CHALLENGE >> All of the data below should be written out exactly.

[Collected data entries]
** begin **
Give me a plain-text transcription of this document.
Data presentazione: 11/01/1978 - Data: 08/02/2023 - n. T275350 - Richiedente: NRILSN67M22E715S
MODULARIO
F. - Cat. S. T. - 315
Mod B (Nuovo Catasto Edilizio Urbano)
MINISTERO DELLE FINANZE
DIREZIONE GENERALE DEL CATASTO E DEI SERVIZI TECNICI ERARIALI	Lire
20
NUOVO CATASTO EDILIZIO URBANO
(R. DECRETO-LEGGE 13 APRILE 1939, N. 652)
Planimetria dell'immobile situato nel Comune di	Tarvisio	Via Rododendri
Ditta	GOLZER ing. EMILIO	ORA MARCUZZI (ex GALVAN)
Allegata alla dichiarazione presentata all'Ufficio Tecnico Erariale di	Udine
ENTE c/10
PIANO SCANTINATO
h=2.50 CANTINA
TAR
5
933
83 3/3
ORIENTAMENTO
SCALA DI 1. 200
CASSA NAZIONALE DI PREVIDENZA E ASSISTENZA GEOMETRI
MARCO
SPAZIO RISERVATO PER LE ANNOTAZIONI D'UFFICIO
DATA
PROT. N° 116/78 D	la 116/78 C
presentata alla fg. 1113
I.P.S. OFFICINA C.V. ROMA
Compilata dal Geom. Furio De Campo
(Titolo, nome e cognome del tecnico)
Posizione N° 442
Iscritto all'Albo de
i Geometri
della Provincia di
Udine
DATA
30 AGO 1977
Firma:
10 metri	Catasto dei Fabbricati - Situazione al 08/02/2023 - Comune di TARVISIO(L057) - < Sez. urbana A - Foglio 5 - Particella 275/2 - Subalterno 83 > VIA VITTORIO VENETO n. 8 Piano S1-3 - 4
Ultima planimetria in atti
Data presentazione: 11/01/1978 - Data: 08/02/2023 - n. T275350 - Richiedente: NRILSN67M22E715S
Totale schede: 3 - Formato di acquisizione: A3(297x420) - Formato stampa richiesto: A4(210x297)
** end **
THE RESULT >>
Give me a plain-text transcription of this document.
Data presentazione: 11/01/1978 - Data: 08/02/2023 - n. T275350 - Richiedente: NRILSN67M22E715S
MODULARIO
F. - Cat. S. T. - 315
Mod B (Nuovo Catasto Edilizio Urbano)
MINISTERO DELLE FINANZE
DIREZIONE GENERALE DEL CATASTO E DEI SERVIZI TECNICI ERARIALI	Lire
20
NUOVO CATASTO EDILIZIO URBANO
(R. DECRETO-LEGGE 13 APRILE 1939, N. 652)
Planimetria dell'immobile situato nel Comune di	Tarvisio	Via Rododendri
Ditta	GOLZER ing. EMILIO	ORA MARCUZZI (ex GALVAN)
Allegata alla dichiarazione presentata all'Ufficio Tecnico Erariale di	Udine
ENTE c/10
PIANO SCANTINATO
h=2.50 CANTINA
TAR
5
933
83 3/3
ORIENTAMENTO
SCALA DI 1. 200
CASSA NAZIONALE DI PREVIDENZA E ASSISTENZA GEOMETRI
MARCO
SPAZIO RISERVATO PER LE ANNOTAZIONI D'UFFICIO
DATA
PROT. N° 116/78 D	la 116/78 C
presentata alla fg. 1113
I.P.S. OFFICINA C.V. ROMA
Compilata dal Geom. Furio De Campo
(Titolo, nome e cognome del tecnico)
Posizione N° 442
Iscritto all'Albo de
i Geometri
della Provincia di
Udine
DATA
30 AGO 1977
Firma:
10 metri	Catasto dei Fabbricati - Situazione al 08/02/2023 - Comune di TARVISIO(L057) - < Sez. urbana A - Foglio 5 - Particella 275/2 - Subalterno 83 > VIA VITTORIO VENETO n. 8 Piano S1-3 - 4
Ultima planimetria in atti
Data presentazione: 11/01/1978 - Data: 08/02/2023 - n. T275350 - Richiedente: NRILSN67M22E715S
Totale schede: 3 - Formato di acquisizione: A3(297x420) - Formato stampa richiesto: A4(210x297)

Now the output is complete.